Description of the task
Copy out each line of the entries below that contains the string "slot". Treat uppercase and lowercase as different.

Input rows

-*-

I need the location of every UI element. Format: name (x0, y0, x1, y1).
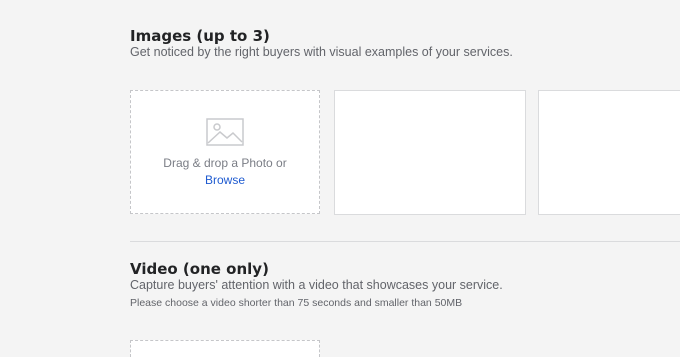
video-size-note: Please choose a video shorter than 75 se… (130, 297, 463, 309)
browse-link[interactable]: Browse (205, 173, 245, 187)
image-dropzone[interactable]: Drag & drop a Photo or Browse (130, 90, 320, 214)
images-section-subtitle: Get noticed by the right buyers with vis… (130, 45, 513, 59)
section-divider (130, 241, 680, 242)
images-section-title: Images (up to 3) (130, 27, 270, 45)
image-slot-2[interactable] (334, 90, 526, 215)
video-dropzone[interactable] (130, 340, 320, 357)
video-section-title: Video (one only) (130, 260, 269, 278)
dropzone-text: Drag & drop a Photo or (163, 155, 287, 170)
video-section-subtitle: Capture buyers' attention with a video t… (130, 278, 503, 292)
image-slot-3[interactable] (538, 90, 680, 215)
image-icon (206, 117, 244, 146)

-*-

Answer in full
image-slot-2[interactable] (334, 90, 526, 215)
image-slot-3[interactable] (538, 90, 680, 215)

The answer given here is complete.